§ Task directions: Find every line of the listing below where "JSON" appears, and copy it.

§ Supplied data:
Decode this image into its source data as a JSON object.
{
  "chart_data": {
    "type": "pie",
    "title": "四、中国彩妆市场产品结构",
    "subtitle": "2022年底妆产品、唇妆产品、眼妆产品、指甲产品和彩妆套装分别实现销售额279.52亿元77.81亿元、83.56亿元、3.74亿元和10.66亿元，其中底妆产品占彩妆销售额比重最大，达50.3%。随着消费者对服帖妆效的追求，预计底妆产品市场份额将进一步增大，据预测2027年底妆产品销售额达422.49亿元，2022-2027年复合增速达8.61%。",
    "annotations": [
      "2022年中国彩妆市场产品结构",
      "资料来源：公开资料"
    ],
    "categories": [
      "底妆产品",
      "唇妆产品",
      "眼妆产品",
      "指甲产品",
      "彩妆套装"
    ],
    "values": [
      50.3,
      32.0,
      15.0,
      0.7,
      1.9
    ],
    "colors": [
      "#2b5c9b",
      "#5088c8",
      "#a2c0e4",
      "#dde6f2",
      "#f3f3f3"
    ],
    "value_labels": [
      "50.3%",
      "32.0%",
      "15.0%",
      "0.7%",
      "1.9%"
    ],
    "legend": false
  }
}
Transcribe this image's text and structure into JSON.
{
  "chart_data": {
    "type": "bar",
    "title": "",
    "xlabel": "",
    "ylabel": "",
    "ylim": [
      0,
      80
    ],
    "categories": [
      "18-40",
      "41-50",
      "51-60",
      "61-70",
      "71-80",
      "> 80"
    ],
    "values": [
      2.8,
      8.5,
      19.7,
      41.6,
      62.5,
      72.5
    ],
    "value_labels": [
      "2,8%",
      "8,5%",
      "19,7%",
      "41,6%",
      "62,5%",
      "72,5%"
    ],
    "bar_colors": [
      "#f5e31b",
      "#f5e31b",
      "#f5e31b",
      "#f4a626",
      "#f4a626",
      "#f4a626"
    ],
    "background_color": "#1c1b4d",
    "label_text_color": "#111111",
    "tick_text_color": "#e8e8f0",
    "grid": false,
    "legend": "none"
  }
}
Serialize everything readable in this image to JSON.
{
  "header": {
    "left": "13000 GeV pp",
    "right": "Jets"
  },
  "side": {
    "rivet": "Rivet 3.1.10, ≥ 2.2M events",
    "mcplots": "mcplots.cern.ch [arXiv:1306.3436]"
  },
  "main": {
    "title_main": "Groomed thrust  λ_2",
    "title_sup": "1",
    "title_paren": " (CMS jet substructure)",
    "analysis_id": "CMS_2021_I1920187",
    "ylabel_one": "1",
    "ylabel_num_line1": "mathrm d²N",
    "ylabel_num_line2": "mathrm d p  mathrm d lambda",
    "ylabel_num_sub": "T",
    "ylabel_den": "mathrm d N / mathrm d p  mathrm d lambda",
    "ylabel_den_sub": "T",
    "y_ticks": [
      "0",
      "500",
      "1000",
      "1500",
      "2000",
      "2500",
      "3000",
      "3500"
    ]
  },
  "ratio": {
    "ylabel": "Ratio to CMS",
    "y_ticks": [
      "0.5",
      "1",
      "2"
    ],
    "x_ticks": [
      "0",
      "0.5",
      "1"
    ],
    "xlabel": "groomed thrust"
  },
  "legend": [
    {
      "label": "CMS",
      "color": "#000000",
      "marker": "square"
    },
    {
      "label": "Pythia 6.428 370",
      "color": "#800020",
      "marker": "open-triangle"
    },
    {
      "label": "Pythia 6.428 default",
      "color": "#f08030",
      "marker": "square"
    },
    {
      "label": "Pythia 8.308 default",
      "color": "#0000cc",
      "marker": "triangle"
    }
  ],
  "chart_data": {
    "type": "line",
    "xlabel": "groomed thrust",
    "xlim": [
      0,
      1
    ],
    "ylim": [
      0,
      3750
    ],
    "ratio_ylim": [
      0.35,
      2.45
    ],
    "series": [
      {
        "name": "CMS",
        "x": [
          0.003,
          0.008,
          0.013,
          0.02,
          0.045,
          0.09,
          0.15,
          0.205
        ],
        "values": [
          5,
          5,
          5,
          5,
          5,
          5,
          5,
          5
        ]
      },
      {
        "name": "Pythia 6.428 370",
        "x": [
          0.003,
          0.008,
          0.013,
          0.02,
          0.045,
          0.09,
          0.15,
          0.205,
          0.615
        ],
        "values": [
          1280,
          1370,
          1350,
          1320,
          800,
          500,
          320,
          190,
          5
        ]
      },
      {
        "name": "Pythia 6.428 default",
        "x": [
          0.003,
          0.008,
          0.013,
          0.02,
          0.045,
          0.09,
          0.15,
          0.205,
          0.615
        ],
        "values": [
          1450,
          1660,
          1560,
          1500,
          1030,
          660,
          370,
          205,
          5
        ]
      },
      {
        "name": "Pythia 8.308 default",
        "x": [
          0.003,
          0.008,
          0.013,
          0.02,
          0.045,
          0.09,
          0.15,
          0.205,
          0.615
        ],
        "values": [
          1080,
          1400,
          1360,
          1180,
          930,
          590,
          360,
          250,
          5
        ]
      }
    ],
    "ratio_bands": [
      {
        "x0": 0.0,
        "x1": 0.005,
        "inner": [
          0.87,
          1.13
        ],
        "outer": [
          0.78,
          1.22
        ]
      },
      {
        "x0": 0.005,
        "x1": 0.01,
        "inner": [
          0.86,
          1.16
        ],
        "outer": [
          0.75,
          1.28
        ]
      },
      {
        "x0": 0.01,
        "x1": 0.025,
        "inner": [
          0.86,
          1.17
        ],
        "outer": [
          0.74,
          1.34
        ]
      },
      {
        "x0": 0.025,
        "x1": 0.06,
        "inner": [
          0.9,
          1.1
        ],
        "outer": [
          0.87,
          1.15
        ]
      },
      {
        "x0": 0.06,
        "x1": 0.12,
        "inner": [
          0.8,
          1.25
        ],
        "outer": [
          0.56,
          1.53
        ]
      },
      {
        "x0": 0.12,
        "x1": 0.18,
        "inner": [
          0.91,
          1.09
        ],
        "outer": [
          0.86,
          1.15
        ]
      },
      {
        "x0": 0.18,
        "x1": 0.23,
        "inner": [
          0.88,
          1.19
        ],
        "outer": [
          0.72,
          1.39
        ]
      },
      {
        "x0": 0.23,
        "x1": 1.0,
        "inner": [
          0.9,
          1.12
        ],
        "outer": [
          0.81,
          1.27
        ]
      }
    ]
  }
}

§ Expected output:
Decode this image into its source data as a JSON object.
Transcribe this image's text and structure into JSON.
Serialize everything readable in this image to JSON.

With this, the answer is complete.